> CHALLENGE: Every line that includes the word "über" is to be listed.

(Stored dataset items)
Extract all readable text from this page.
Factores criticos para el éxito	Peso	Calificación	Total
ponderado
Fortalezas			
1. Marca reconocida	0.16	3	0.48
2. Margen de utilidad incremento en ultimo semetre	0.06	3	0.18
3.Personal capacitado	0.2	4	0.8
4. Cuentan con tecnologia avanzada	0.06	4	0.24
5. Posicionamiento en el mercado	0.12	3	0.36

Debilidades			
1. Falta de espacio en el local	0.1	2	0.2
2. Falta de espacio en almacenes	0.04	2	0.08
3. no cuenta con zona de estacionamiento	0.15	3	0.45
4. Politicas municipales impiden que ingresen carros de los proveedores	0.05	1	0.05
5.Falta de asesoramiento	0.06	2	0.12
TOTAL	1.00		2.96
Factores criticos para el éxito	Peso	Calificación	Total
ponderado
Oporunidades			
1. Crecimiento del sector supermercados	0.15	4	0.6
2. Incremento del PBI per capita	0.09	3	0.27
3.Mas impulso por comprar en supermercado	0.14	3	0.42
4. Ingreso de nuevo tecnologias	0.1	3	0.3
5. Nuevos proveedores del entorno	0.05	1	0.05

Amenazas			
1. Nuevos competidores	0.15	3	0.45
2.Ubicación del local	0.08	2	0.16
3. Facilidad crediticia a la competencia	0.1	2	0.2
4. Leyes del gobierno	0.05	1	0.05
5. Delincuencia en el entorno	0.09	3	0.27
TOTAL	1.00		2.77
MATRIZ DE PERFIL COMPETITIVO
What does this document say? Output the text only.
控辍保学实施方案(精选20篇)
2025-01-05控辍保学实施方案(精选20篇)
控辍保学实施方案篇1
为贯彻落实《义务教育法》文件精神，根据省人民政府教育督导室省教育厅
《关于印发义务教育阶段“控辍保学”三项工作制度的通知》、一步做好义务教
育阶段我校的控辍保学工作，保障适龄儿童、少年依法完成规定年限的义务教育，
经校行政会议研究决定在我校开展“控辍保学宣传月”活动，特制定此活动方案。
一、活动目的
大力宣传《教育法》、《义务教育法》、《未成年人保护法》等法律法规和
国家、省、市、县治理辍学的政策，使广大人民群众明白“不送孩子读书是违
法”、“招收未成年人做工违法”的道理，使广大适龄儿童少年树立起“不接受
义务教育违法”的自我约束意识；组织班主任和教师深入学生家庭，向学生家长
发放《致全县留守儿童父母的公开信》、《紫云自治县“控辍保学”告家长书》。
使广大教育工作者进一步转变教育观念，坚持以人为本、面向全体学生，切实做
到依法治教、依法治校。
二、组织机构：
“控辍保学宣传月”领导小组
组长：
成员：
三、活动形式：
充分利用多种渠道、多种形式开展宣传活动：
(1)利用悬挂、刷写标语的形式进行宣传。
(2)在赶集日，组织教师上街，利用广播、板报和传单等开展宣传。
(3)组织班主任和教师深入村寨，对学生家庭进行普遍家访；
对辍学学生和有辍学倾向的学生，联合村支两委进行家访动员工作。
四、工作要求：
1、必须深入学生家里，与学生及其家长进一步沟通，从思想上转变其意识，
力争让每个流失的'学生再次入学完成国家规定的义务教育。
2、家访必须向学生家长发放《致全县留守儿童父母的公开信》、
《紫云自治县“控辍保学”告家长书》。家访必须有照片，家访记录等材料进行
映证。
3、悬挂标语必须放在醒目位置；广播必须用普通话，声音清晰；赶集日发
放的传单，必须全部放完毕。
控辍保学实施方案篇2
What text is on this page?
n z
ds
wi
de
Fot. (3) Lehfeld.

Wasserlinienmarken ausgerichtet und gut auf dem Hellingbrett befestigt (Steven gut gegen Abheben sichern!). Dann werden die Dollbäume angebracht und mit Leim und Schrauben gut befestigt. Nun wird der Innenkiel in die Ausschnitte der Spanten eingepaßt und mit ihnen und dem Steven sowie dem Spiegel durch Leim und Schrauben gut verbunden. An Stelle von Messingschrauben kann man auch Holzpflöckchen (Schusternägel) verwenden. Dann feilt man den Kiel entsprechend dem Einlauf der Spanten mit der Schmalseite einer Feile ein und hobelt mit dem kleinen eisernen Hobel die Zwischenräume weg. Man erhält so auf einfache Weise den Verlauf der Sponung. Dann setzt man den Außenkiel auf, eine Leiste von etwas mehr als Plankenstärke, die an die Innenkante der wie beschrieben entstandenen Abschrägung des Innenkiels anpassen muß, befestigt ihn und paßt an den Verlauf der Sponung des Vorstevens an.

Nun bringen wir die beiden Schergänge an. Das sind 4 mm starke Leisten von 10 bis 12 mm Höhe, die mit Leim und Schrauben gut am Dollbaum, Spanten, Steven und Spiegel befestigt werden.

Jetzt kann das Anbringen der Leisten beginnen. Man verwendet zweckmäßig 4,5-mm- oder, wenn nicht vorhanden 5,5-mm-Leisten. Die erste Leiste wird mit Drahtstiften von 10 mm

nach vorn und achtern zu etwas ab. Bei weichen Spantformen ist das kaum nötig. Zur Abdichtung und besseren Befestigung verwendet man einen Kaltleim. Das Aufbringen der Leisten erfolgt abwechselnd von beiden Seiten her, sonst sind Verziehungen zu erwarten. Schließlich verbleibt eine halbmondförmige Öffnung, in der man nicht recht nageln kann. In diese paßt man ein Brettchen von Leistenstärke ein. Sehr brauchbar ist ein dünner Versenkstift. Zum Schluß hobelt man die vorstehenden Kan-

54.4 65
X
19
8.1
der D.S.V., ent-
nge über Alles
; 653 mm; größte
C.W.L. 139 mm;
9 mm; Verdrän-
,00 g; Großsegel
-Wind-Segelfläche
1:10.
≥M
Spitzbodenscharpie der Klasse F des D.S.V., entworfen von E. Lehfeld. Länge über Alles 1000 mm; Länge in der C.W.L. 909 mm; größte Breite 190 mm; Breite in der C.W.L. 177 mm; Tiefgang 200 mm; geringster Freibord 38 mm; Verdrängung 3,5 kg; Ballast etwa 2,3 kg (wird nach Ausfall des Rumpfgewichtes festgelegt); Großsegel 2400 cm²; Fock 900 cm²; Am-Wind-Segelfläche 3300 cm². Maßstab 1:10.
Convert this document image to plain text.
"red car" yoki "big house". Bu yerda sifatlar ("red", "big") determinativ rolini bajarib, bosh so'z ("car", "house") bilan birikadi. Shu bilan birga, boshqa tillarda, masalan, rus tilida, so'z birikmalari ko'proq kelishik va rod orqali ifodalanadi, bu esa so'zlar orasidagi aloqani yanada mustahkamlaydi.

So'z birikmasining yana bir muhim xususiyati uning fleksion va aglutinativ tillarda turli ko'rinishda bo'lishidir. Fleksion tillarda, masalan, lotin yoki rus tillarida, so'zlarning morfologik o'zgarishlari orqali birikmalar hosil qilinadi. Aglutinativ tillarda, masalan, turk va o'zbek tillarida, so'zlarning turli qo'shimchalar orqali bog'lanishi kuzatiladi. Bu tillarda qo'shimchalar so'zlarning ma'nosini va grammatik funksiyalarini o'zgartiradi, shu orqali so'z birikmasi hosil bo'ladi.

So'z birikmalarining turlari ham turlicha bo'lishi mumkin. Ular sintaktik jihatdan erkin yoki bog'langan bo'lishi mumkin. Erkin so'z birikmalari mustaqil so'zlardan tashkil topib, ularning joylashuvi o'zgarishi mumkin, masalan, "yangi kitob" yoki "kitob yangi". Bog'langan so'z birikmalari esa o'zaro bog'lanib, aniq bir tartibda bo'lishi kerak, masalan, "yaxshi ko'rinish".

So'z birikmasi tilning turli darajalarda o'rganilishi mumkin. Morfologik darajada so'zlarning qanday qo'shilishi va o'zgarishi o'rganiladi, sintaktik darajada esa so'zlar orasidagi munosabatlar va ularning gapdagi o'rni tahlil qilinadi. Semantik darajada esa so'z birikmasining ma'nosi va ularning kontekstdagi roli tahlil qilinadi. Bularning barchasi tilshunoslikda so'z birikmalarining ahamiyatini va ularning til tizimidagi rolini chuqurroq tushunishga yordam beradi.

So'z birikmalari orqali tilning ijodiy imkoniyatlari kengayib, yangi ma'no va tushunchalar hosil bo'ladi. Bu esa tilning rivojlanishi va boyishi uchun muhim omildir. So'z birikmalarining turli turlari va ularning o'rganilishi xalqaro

> OUTPUT FOR THIS TASK:
nge über Alles
Spitzbodenscharpie der Klasse F des D.S.V., entworfen von E. Lehfeld. Länge über Alles 1000 mm; Länge in der C.W.L. 909 mm; größte Breite 190 mm; Breite in der C.W.L. 177 mm; Tiefgang 200 mm; geringster Freibord 38 mm; Verdrängung 3,5 kg; Ballast etwa 2,3 kg (wird nach Ausfall des Rumpfgewichtes festgelegt); Großsegel 2400 cm²; Fock 900 cm²; Am-Wind-Segelfläche 3300 cm². Maßstab 1:10.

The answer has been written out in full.